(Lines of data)

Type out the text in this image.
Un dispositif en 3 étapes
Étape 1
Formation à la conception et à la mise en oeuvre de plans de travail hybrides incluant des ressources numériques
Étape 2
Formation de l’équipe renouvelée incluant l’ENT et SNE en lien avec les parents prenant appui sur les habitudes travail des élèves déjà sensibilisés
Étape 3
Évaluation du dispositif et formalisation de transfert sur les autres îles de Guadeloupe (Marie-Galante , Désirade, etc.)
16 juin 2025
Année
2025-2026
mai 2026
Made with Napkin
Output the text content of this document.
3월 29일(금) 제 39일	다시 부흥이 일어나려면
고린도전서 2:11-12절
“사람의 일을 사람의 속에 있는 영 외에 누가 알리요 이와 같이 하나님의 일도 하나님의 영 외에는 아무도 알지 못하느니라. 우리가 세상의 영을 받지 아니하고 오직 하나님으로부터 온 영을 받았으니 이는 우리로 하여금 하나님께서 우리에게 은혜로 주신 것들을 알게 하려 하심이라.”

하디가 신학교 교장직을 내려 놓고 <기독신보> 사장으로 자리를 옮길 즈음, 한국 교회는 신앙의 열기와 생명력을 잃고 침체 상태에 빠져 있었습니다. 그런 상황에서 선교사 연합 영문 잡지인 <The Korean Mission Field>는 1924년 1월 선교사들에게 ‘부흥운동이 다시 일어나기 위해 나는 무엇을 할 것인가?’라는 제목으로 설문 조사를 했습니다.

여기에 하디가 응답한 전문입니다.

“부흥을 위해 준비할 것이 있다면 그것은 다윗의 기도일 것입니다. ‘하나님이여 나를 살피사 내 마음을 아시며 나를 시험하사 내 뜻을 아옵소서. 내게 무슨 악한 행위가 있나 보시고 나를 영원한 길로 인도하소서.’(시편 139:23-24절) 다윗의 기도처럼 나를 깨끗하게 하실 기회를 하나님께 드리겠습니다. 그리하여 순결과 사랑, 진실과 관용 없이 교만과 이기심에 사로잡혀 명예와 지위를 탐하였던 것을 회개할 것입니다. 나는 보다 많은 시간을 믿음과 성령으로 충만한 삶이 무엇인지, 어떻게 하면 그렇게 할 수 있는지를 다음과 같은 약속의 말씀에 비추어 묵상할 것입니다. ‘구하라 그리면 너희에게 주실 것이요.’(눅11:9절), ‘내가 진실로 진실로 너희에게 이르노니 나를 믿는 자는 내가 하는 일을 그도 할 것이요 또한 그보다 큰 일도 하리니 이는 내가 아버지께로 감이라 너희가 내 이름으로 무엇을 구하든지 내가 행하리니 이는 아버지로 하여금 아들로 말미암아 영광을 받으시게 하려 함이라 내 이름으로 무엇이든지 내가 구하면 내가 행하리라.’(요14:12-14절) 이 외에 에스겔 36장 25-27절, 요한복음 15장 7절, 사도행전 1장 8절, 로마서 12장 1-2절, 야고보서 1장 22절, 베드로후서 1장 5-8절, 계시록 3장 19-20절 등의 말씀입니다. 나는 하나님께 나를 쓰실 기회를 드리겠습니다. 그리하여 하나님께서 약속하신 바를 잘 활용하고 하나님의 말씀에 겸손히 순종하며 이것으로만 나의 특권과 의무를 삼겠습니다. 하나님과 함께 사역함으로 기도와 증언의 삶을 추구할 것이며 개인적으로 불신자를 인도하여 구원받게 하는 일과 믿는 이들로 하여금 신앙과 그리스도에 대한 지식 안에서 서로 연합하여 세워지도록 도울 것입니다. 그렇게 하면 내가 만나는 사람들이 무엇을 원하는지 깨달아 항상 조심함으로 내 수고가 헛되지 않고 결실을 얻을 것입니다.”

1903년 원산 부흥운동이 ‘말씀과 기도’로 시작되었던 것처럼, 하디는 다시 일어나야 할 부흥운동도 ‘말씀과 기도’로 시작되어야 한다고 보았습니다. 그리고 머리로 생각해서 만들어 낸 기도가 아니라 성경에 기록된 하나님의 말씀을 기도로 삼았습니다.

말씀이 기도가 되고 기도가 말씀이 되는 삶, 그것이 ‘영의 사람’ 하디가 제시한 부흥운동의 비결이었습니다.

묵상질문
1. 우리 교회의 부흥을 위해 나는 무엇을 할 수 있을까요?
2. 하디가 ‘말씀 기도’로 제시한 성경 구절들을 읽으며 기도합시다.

WORK TO DO: Return the lines above exactly, keeping every word.

COMPLETED EXERCISE:
Type out the text in this image.
Un dispositif en 3 étapes
Étape 1
Formation à la conception et à la mise en oeuvre de plans de travail hybrides incluant des ressources numériques
Étape 2
Formation de l’équipe renouvelée incluant l’ENT et SNE en lien avec les parents prenant appui sur les habitudes travail des élèves déjà sensibilisés
Étape 3
Évaluation du dispositif et formalisation de transfert sur les autres îles de Guadeloupe (Marie-Galante , Désirade, etc.)
16 juin 2025
Année
2025-2026
mai 2026
Made with Napkin
Output the text content of this document.
3월 29일(금) 제 39일	다시 부흥이 일어나려면
고린도전서 2:11-12절
“사람의 일을 사람의 속에 있는 영 외에 누가 알리요 이와 같이 하나님의 일도 하나님의 영 외에는 아무도 알지 못하느니라. 우리가 세상의 영을 받지 아니하고 오직 하나님으로부터 온 영을 받았으니 이는 우리로 하여금 하나님께서 우리에게 은혜로 주신 것들을 알게 하려 하심이라.”

하디가 신학교 교장직을 내려 놓고 <기독신보> 사장으로 자리를 옮길 즈음, 한국 교회는 신앙의 열기와 생명력을 잃고 침체 상태에 빠져 있었습니다. 그런 상황에서 선교사 연합 영문 잡지인 <The Korean Mission Field>는 1924년 1월 선교사들에게 ‘부흥운동이 다시 일어나기 위해 나는 무엇을 할 것인가?’라는 제목으로 설문 조사를 했습니다.

여기에 하디가 응답한 전문입니다.

“부흥을 위해 준비할 것이 있다면 그것은 다윗의 기도일 것입니다. ‘하나님이여 나를 살피사 내 마음을 아시며 나를 시험하사 내 뜻을 아옵소서. 내게 무슨 악한 행위가 있나 보시고 나를 영원한 길로 인도하소서.’(시편 139:23-24절) 다윗의 기도처럼 나를 깨끗하게 하실 기회를 하나님께 드리겠습니다. 그리하여 순결과 사랑, 진실과 관용 없이 교만과 이기심에 사로잡혀 명예와 지위를 탐하였던 것을 회개할 것입니다. 나는 보다 많은 시간을 믿음과 성령으로 충만한 삶이 무엇인지, 어떻게 하면 그렇게 할 수 있는지를 다음과 같은 약속의 말씀에 비추어 묵상할 것입니다. ‘구하라 그리면 너희에게 주실 것이요.’(눅11:9절), ‘내가 진실로 진실로 너희에게 이르노니 나를 믿는 자는 내가 하는 일을 그도 할 것이요 또한 그보다 큰 일도 하리니 이는 내가 아버지께로 감이라 너희가 내 이름으로 무엇을 구하든지 내가 행하리니 이는 아버지로 하여금 아들로 말미암아 영광을 받으시게 하려 함이라 내 이름으로 무엇이든지 내가 구하면 내가 행하리라.’(요14:12-14절) 이 외에 에스겔 36장 25-27절, 요한복음 15장 7절, 사도행전 1장 8절, 로마서 12장 1-2절, 야고보서 1장 22절, 베드로후서 1장 5-8절, 계시록 3장 19-20절 등의 말씀입니다. 나는 하나님께 나를 쓰실 기회를 드리겠습니다. 그리하여 하나님께서 약속하신 바를 잘 활용하고 하나님의 말씀에 겸손히 순종하며 이것으로만 나의 특권과 의무를 삼겠습니다. 하나님과 함께 사역함으로 기도와 증언의 삶을 추구할 것이며 개인적으로 불신자를 인도하여 구원받게 하는 일과 믿는 이들로 하여금 신앙과 그리스도에 대한 지식 안에서 서로 연합하여 세워지도록 도울 것입니다. 그렇게 하면 내가 만나는 사람들이 무엇을 원하는지 깨달아 항상 조심함으로 내 수고가 헛되지 않고 결실을 얻을 것입니다.”

1903년 원산 부흥운동이 ‘말씀과 기도’로 시작되었던 것처럼, 하디는 다시 일어나야 할 부흥운동도 ‘말씀과 기도’로 시작되어야 한다고 보았습니다. 그리고 머리로 생각해서 만들어 낸 기도가 아니라 성경에 기록된 하나님의 말씀을 기도로 삼았습니다.

말씀이 기도가 되고 기도가 말씀이 되는 삶, 그것이 ‘영의 사람’ 하디가 제시한 부흥운동의 비결이었습니다.

묵상질문
1. 우리 교회의 부흥을 위해 나는 무엇을 할 수 있을까요?
2. 하디가 ‘말씀 기도’로 제시한 성경 구절들을 읽으며 기도합시다.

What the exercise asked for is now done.